__PROBLEM TO SOLVE__:
Sift the material for lines containing "conditions", and return them.

(Data records)
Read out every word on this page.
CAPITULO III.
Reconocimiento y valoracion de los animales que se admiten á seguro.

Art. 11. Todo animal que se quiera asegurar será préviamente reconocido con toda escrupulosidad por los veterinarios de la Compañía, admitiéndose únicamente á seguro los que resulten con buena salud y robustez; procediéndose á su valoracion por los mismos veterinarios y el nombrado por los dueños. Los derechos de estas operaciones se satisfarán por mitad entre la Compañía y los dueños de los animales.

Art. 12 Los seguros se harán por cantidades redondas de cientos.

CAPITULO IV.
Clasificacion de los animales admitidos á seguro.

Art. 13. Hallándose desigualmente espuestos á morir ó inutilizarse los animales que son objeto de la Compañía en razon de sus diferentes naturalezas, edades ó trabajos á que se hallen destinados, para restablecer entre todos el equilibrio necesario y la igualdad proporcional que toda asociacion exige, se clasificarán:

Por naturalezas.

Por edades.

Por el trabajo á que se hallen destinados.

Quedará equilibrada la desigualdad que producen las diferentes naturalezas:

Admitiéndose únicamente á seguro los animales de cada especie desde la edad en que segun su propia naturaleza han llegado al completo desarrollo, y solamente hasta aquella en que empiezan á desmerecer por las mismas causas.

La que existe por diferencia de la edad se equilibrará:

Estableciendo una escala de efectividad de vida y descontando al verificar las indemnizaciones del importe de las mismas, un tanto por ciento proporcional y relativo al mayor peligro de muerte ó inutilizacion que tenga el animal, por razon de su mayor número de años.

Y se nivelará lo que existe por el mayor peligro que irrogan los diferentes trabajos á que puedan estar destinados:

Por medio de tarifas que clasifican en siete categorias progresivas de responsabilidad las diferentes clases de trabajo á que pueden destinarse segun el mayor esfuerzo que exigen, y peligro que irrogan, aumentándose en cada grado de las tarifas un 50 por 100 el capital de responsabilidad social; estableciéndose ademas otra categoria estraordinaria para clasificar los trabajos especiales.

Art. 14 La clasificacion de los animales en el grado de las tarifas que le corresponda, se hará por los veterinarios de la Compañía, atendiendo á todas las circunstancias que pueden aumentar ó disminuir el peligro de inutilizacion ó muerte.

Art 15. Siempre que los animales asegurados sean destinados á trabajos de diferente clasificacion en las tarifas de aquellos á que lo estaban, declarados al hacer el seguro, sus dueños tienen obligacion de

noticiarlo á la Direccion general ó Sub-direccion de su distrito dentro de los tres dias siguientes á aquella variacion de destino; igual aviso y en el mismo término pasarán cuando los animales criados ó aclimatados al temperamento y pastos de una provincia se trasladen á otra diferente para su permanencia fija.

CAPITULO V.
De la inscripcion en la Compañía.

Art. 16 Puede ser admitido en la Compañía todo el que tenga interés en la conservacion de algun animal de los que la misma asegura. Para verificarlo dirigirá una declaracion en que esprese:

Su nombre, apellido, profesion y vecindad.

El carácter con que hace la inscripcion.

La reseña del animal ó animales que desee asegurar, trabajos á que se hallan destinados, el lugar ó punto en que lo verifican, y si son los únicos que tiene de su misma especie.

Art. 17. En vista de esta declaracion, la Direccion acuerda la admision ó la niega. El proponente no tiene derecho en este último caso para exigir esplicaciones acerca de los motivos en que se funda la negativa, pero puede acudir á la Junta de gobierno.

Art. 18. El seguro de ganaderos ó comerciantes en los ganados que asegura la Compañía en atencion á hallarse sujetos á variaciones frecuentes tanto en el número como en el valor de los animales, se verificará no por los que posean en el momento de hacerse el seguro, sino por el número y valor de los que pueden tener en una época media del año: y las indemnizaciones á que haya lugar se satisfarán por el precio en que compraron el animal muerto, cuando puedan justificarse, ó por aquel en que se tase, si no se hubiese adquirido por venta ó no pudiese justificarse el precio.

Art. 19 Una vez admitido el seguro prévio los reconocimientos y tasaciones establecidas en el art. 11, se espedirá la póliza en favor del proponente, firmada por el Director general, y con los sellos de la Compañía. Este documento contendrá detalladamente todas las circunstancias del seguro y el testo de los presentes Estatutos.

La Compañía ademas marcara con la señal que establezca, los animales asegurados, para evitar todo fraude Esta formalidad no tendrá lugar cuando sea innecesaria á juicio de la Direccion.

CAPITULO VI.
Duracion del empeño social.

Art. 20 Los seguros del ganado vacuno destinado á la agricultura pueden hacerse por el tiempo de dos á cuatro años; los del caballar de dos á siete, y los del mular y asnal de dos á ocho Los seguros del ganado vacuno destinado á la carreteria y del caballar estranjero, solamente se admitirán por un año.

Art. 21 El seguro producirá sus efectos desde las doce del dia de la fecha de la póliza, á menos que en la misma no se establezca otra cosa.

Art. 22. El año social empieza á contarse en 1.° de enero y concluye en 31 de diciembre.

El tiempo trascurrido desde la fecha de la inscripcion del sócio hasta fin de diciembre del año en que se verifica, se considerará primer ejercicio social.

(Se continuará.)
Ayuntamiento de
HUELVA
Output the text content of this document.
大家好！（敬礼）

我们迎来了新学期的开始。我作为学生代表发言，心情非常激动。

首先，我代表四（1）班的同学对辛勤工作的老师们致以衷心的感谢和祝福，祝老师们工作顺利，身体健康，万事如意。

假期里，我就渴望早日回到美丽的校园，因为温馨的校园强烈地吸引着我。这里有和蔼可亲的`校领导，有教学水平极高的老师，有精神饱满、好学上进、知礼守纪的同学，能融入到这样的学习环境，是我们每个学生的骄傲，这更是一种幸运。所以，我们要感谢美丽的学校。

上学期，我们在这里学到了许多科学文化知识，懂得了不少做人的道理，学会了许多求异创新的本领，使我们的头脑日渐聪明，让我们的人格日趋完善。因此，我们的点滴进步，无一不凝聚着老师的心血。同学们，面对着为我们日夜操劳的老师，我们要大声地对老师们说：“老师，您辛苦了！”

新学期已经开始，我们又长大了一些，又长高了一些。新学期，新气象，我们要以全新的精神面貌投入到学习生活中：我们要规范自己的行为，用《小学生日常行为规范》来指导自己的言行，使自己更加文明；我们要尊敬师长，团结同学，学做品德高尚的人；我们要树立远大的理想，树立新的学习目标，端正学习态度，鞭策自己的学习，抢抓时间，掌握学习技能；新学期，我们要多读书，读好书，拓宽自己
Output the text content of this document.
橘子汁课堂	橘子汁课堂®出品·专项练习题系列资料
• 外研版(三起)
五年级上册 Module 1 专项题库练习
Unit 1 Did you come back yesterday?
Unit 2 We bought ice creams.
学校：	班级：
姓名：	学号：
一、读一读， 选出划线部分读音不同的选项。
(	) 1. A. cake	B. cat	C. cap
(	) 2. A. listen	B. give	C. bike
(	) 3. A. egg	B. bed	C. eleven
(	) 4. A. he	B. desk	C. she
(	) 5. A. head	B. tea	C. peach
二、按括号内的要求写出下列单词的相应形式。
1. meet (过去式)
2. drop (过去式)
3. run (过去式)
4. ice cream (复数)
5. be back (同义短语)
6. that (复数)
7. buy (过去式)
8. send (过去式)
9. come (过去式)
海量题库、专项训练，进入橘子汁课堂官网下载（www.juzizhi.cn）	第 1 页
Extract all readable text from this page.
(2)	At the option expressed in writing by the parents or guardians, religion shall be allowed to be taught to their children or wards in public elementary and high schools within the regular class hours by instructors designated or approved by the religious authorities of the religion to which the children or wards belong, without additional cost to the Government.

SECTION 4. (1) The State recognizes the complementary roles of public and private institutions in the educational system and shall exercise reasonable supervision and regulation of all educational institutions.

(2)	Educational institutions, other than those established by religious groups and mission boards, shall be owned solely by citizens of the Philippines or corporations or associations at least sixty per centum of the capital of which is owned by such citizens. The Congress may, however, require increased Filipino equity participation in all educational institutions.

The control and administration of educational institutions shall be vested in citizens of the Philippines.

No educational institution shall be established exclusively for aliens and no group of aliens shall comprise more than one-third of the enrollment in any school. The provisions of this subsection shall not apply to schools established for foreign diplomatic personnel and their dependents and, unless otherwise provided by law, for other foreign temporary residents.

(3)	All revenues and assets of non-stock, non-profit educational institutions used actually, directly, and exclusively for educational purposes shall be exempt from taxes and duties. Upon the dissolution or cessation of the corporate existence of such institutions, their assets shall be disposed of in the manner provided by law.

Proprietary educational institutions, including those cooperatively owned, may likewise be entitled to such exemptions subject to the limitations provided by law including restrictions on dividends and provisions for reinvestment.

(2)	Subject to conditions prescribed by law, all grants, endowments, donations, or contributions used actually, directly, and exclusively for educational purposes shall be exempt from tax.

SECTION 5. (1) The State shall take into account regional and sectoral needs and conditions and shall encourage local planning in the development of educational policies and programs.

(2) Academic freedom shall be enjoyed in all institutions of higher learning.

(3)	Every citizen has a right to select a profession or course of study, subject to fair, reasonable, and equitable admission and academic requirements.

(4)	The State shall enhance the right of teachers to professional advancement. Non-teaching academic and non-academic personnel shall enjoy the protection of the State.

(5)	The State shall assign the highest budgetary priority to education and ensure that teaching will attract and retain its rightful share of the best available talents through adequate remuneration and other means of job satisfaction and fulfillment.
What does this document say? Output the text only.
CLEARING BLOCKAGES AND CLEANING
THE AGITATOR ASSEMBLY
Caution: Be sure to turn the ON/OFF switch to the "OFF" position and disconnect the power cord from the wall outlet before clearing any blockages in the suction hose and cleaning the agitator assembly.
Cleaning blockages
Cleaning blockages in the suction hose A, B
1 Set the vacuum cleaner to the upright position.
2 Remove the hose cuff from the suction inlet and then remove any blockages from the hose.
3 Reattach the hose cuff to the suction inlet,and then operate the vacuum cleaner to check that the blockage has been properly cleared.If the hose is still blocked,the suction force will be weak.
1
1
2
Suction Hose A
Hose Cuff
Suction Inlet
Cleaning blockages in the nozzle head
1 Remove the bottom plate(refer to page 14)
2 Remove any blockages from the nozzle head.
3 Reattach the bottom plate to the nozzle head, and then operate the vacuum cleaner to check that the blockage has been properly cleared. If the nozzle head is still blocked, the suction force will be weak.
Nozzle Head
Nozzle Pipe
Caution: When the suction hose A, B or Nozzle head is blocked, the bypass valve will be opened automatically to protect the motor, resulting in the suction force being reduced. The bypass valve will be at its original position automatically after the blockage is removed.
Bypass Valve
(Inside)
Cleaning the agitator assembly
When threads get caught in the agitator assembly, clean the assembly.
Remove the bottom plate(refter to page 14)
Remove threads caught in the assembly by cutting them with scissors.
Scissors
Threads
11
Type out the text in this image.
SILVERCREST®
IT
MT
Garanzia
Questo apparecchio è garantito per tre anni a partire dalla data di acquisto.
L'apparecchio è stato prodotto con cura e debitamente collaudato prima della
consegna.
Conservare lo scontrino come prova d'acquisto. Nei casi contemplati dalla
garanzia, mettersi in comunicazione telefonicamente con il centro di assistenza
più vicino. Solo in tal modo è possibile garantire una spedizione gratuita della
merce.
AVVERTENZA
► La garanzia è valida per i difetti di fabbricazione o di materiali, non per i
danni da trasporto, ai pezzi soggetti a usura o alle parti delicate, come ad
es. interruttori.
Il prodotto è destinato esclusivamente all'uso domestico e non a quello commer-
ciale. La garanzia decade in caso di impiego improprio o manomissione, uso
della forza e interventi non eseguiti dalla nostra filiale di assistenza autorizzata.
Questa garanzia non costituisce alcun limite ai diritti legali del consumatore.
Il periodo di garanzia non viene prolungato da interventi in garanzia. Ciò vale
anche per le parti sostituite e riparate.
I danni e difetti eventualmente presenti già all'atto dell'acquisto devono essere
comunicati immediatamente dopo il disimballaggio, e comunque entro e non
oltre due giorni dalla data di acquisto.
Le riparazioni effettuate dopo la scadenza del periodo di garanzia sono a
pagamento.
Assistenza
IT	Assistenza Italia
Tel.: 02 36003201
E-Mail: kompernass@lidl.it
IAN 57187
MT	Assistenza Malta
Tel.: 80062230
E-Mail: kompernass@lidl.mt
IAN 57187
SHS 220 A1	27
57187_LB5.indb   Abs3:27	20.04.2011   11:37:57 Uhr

__THE ANSWER__:
(2)	Subject to conditions prescribed by law, all grants, endowments, donations, or contributions used actually, directly, and exclusively for educational purposes shall be exempt from tax.
SECTION 5. (1) The State shall take into account regional and sectoral needs and conditions and shall encourage local planning in the development of educational policies and programs.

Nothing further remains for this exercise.